EXERCISE GOAL: List all lines of the data that include the string "dans".

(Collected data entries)
────────────────

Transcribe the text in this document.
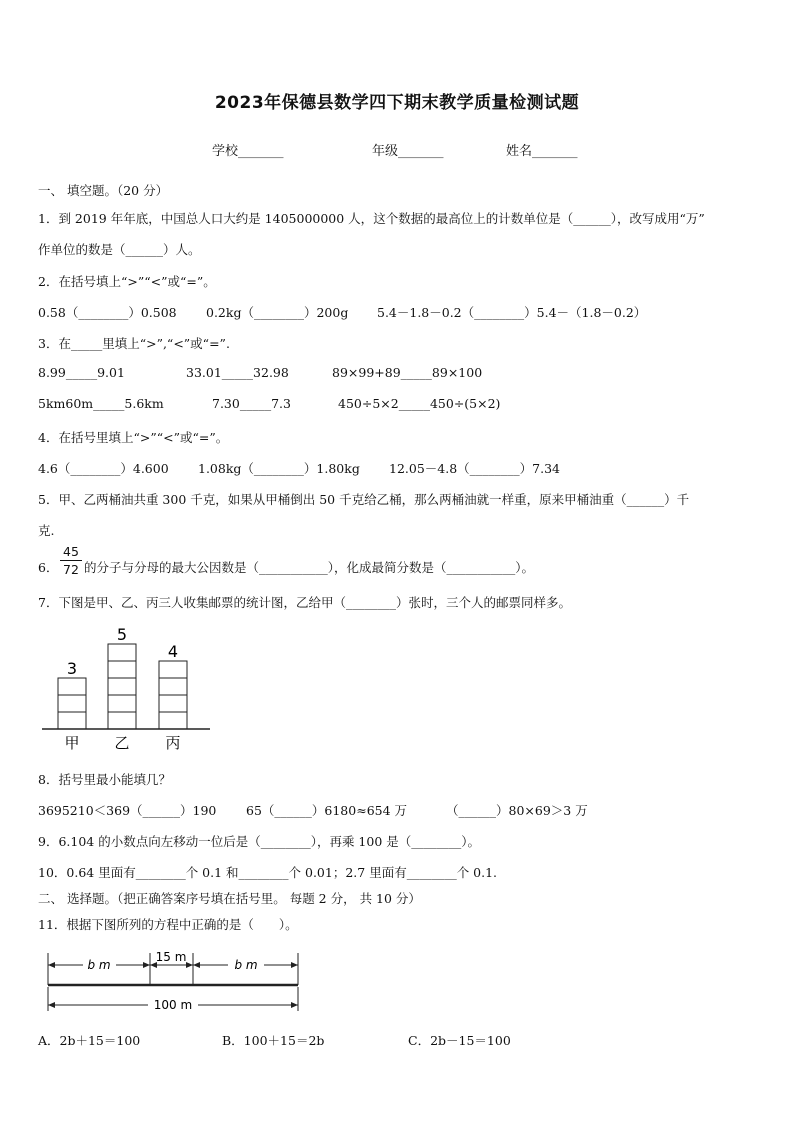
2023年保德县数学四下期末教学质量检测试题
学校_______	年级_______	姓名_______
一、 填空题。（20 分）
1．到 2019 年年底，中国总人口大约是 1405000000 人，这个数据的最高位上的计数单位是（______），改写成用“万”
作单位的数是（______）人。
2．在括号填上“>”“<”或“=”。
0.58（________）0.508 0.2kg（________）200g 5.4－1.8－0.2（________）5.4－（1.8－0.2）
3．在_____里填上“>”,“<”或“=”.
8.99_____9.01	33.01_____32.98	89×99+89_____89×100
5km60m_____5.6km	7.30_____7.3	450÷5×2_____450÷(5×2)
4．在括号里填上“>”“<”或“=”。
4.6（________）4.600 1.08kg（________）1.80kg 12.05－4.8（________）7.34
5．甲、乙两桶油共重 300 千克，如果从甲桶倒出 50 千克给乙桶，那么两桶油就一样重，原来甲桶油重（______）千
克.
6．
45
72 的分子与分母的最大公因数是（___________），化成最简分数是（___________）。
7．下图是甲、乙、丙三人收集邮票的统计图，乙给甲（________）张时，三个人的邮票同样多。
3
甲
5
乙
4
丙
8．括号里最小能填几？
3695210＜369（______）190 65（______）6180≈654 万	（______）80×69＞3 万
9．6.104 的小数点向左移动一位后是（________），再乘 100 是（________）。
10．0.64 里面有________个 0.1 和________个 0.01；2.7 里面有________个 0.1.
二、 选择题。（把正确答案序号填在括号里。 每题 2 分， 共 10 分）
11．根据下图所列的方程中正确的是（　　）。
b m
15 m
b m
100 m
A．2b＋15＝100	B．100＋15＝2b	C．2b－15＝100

────────────────

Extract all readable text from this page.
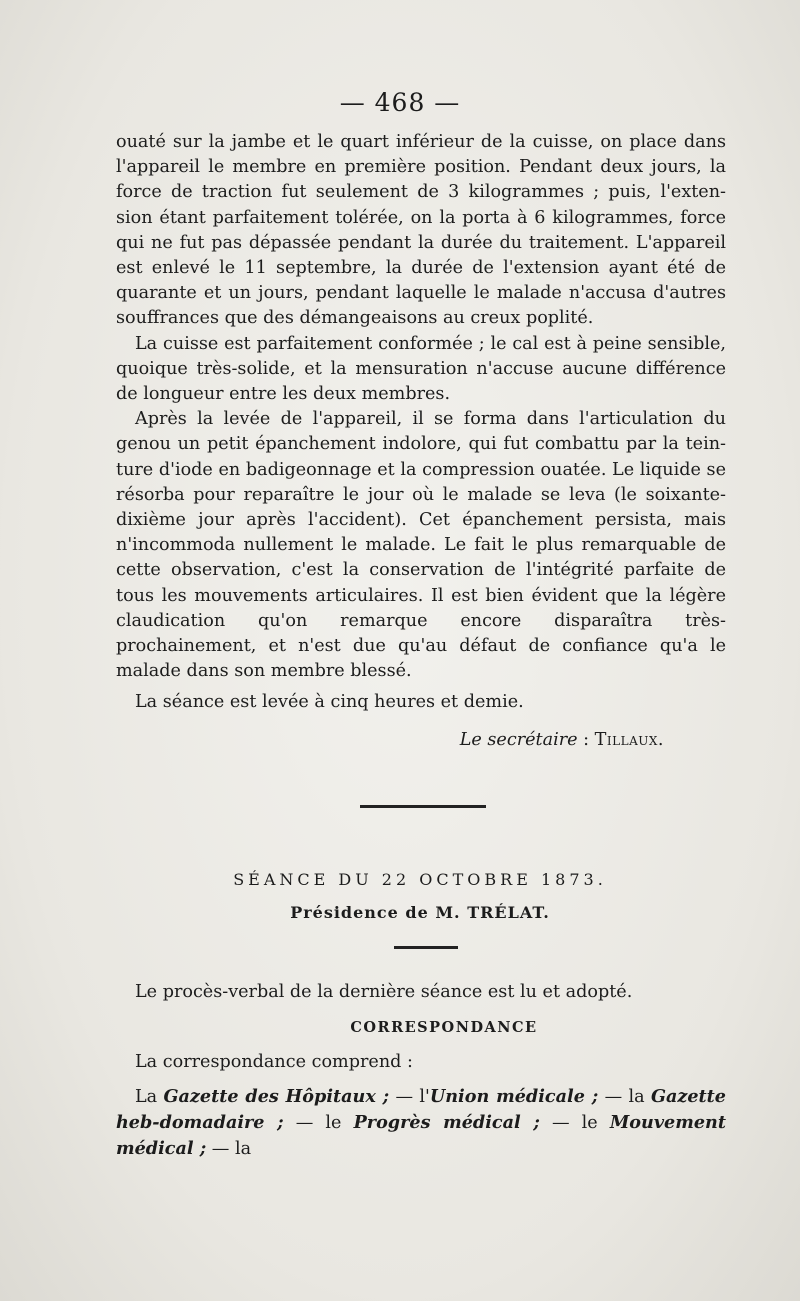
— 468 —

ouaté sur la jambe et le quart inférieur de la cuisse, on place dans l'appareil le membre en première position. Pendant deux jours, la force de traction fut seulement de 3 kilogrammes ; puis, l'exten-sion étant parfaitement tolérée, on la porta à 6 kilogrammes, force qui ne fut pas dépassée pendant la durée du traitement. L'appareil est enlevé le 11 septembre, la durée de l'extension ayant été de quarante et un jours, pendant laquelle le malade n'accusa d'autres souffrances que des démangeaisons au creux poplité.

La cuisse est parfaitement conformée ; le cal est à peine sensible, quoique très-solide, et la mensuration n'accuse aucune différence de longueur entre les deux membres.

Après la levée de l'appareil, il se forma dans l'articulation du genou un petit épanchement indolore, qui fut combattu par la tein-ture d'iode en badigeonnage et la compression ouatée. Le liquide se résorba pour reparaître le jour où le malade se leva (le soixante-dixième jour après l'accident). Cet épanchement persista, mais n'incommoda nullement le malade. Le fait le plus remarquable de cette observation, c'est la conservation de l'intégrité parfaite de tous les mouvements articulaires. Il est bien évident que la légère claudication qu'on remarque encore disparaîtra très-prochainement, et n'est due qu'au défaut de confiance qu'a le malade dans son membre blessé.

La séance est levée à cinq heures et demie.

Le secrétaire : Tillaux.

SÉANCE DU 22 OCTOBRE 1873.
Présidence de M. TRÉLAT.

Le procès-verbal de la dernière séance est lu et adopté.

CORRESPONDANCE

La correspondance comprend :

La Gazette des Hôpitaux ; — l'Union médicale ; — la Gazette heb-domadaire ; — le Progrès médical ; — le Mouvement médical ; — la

────────────────

WRITTEN SOLUTION:
ouaté sur la jambe et le quart inférieur de la cuisse, on place dans l'appareil le membre en première position. Pendant deux jours, la force de traction fut seulement de 3 kilogrammes ; puis, l'exten-sion étant parfaitement tolérée, on la porta à 6 kilogrammes, force qui ne fut pas dépassée pendant la durée du traitement. L'appareil est enlevé le 11 septembre, la durée de l'extension ayant été de quarante et un jours, pendant laquelle le malade n'accusa d'autres souffrances que des démangeaisons au creux poplité.
Après la levée de l'appareil, il se forma dans l'articulation du genou un petit épanchement indolore, qui fut combattu par la tein-ture d'iode en badigeonnage et la compression ouatée. Le liquide se résorba pour reparaître le jour où le malade se leva (le soixante-dixième jour après l'accident). Cet épanchement persista, mais n'incommoda nullement le malade. Le fait le plus remarquable de cette observation, c'est la conservation de l'intégrité parfaite de tous les mouvements articulaires. Il est bien évident que la légère claudication qu'on remarque encore disparaîtra très-prochainement, et n'est due qu'au défaut de confiance qu'a le malade dans son membre blessé.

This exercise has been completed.